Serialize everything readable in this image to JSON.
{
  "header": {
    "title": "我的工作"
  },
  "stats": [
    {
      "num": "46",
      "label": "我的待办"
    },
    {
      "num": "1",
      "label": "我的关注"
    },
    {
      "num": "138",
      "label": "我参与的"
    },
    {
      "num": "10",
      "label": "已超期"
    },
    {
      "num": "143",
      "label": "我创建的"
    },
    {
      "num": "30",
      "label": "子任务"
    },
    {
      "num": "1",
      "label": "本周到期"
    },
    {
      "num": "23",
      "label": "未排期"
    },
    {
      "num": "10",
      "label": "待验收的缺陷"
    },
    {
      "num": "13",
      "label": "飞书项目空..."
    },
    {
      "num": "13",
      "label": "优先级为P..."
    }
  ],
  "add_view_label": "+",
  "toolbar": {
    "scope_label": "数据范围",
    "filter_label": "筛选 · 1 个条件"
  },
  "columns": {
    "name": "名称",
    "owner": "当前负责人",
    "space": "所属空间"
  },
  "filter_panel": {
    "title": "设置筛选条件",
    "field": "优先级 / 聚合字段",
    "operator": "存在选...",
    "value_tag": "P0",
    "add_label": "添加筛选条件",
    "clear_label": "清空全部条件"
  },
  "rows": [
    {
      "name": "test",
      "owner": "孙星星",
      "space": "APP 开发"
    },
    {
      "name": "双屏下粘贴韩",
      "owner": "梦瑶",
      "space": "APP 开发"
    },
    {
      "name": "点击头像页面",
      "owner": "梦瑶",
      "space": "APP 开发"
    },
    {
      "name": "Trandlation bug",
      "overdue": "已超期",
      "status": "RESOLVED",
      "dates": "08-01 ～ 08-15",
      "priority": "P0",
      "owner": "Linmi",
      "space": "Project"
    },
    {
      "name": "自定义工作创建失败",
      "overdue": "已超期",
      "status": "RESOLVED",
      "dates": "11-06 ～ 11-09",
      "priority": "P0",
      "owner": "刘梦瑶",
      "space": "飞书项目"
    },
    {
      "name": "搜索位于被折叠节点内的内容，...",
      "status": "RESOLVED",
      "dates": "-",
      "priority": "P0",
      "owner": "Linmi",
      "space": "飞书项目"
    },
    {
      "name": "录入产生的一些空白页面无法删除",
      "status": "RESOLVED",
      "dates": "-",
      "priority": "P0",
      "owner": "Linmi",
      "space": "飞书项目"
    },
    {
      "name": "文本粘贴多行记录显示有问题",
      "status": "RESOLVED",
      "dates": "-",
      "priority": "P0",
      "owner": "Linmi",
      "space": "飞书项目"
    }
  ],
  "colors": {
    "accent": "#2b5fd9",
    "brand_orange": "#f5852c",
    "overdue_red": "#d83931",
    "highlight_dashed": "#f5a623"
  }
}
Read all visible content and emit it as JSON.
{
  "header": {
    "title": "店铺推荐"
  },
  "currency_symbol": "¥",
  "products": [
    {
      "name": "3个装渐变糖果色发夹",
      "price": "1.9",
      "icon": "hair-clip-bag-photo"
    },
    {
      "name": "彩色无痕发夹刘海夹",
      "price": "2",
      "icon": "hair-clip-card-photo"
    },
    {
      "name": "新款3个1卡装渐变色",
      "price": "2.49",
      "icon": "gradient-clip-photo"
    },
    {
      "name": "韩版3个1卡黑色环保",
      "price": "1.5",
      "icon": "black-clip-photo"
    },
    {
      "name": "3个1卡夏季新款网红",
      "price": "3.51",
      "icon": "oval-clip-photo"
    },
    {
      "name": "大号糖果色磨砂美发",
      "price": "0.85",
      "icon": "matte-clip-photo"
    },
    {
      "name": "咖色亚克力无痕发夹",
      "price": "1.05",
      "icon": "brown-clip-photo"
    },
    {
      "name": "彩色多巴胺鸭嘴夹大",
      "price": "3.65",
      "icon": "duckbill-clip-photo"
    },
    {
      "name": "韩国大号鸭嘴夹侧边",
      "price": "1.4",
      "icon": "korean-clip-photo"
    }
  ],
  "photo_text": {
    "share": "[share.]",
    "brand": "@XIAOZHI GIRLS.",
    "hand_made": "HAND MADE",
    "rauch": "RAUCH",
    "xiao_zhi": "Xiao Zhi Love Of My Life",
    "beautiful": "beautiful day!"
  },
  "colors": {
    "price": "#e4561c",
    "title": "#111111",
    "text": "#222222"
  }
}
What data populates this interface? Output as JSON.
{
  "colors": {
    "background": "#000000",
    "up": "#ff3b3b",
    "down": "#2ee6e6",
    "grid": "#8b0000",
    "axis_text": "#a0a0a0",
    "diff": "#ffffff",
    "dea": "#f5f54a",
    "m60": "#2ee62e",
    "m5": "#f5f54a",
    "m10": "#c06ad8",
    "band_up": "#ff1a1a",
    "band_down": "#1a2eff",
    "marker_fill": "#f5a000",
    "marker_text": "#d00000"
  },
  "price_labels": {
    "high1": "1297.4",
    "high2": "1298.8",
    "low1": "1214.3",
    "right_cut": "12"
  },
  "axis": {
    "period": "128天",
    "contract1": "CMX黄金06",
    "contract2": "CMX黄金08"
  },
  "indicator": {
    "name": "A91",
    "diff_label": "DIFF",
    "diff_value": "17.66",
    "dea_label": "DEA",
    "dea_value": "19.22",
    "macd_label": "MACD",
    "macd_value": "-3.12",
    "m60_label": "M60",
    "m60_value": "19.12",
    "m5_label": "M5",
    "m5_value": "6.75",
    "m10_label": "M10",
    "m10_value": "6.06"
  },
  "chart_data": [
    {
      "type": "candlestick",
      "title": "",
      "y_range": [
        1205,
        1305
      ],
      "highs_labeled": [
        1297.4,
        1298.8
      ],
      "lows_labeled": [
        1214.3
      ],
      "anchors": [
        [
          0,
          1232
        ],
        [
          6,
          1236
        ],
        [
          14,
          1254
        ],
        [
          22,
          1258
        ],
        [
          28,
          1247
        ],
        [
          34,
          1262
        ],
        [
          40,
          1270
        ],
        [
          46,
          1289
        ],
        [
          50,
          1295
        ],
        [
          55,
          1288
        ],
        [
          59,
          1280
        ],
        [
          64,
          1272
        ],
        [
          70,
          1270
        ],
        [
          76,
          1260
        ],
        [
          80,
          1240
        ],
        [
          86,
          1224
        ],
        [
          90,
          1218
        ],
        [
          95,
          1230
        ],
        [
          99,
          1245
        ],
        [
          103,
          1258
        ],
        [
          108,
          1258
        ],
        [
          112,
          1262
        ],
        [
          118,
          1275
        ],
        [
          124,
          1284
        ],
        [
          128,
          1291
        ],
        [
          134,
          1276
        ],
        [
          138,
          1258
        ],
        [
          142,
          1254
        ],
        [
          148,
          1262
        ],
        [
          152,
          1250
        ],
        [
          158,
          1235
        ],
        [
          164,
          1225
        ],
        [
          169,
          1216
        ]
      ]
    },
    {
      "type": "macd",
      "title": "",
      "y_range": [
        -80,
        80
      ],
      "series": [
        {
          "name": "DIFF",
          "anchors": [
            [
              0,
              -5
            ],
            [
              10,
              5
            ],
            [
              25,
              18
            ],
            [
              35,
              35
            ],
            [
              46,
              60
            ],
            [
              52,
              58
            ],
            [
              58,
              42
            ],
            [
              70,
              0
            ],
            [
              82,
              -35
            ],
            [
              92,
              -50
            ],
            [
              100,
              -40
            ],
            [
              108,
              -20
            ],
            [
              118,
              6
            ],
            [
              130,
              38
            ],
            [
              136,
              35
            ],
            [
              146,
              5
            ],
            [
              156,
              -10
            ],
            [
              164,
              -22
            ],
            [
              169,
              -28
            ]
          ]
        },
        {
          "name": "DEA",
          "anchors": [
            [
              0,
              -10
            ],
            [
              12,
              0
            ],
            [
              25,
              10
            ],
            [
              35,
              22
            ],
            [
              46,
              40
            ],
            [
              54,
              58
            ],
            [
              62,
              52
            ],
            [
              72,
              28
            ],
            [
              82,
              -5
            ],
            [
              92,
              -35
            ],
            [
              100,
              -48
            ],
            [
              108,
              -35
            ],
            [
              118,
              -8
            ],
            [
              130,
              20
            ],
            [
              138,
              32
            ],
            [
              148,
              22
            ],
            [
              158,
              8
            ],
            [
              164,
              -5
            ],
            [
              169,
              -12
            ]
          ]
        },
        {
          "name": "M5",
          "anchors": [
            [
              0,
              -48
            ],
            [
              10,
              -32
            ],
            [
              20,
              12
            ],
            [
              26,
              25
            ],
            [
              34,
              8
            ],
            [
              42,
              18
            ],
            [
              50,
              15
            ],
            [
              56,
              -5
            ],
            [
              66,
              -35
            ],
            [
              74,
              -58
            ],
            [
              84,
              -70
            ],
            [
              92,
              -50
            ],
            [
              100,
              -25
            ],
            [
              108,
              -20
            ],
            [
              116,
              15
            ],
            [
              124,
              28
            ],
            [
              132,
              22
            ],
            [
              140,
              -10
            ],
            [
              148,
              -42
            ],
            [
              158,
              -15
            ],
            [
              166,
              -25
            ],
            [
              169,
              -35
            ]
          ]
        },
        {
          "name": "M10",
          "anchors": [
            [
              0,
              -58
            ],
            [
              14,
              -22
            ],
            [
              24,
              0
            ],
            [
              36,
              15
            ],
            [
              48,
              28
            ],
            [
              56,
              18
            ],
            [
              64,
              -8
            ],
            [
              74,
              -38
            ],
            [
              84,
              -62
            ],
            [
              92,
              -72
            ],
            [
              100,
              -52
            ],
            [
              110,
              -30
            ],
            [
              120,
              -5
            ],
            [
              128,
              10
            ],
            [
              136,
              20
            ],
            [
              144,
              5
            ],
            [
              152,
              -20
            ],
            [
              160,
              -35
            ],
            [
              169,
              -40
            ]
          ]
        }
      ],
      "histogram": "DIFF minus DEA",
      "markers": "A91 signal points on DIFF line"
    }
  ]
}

#### WHAT YOU WILL DO
Lines that hold the word "clip" are the ones to return, every one of them.

#### EXERCISE ANSWER
      "icon": "hair-clip-bag-photo"
      "icon": "hair-clip-card-photo"
      "icon": "gradient-clip-photo"
      "icon": "black-clip-photo"
      "icon": "oval-clip-photo"
      "icon": "matte-clip-photo"
      "icon": "brown-clip-photo"
      "icon": "duckbill-clip-photo"
      "icon": "korean-clip-photo"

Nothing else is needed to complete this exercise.